Recorded data
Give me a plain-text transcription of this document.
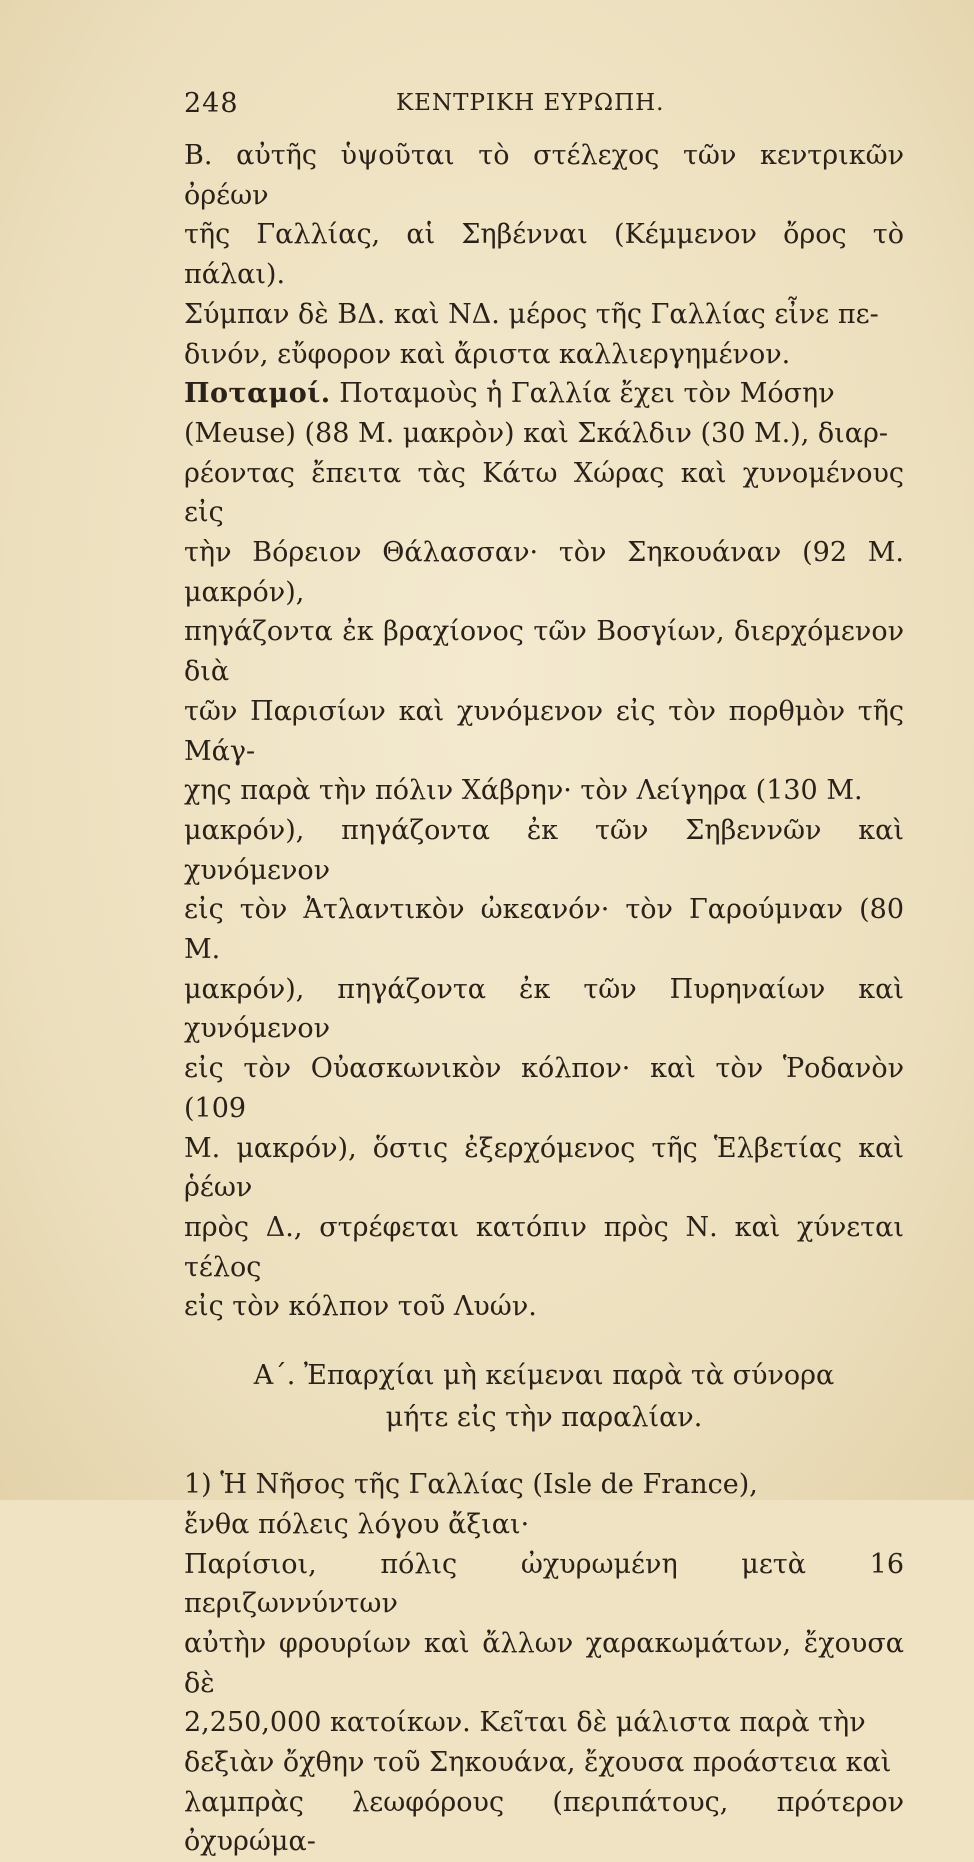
248	ΚΕΝΤΡΙΚΗ ΕΥΡΩΠΗ.
Β. αὐτῆς ὑψοῦται τὸ στέλεχος τῶν κεντρικῶν ὀρέων
τῆς Γαλλίας, αἱ Σηβένναι (Κέμμενον ὄρος τὸ πάλαι).
Σύμπαν δὲ ΒΔ. καὶ ΝΔ. μέρος τῆς Γαλλίας εἶνε πε-
δινόν, εὔφορον καὶ ἄριστα καλλιεργημένον.
Ποταμοί. Ποταμοὺς ἡ Γαλλία ἔχει τὸν Μόσην
(Meuse) (88 Μ. μακρὸν) καὶ Σκάλδιν (30 Μ.), διαρ-
ρέοντας ἔπειτα τὰς Κάτω Χώρας καὶ χυνομένους εἰς
τὴν Βόρειον Θάλασσαν· τὸν Σηκουάναν (92 Μ. μακρόν),
πηγάζοντα ἐκ βραχίονος τῶν Βοσγίων, διερχόμενον διὰ
τῶν Παρισίων καὶ χυνόμενον εἰς τὸν πορθμὸν τῆς Μάγ-
χης παρὰ τὴν πόλιν Χάβρην· τὸν Λείγηρα (130 Μ.
μακρόν), πηγάζοντα ἐκ τῶν Σηβεννῶν καὶ χυνόμενον
εἰς τὸν Ἀτλαντικὸν ὠκεανόν· τὸν Γαρούμναν (80 Μ.
μακρόν), πηγάζοντα ἐκ τῶν Πυρηναίων καὶ χυνόμενον
εἰς τὸν Οὐασκωνικὸν κόλπον· καὶ τὸν Ῥοδανὸν (109
Μ. μακρόν), ὅστις ἐξερχόμενος τῆς Ἑλβετίας καὶ ῥέων
πρὸς Δ., στρέφεται κατόπιν πρὸς Ν. καὶ χύνεται τέλος
εἰς τὸν κόλπον τοῦ Λυών.
Α΄. Ἐπαρχίαι μὴ κείμεναι παρὰ τὰ σύνορα
μήτε εἰς τὴν παραλίαν.
1) Ἡ Νῆσος τῆς Γαλλίας (Isle de France),
ἔνθα πόλεις λόγου ἄξιαι·
Παρίσιοι, πόλις ὠχυρωμένη μετὰ 16 περιζωννύντων
αὐτὴν φρουρίων καὶ ἄλλων χαρακωμάτων, ἔχουσα δὲ
2,250,000 κατοίκων. Κεῖται δὲ μάλιστα παρὰ τὴν
δεξιὰν ὄχθην τοῦ Σηκουάνα, ἔχουσα προάστεια καὶ
λαμπρὰς λεωφόρους (περιπάτους, πρότερον ὀχυρώμα-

Required work
Only the number is wanted: how many lines in the entries above contain the word "πηγάζοντα"?

Exercise response
3